→ Aim of the task
Looking at the listing, state how many of its lines contain the string "kader". Write only the number.

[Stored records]
*****

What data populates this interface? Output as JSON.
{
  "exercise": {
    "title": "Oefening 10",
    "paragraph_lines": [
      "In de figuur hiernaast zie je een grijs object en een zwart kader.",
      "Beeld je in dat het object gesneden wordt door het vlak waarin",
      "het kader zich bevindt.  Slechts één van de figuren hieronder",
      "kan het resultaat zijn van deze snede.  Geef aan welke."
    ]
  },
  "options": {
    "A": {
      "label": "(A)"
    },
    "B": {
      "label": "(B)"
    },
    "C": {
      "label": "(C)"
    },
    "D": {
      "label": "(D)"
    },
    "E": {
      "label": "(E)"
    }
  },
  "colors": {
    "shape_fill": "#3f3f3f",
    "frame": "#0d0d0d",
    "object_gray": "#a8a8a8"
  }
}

*****

→ The result
2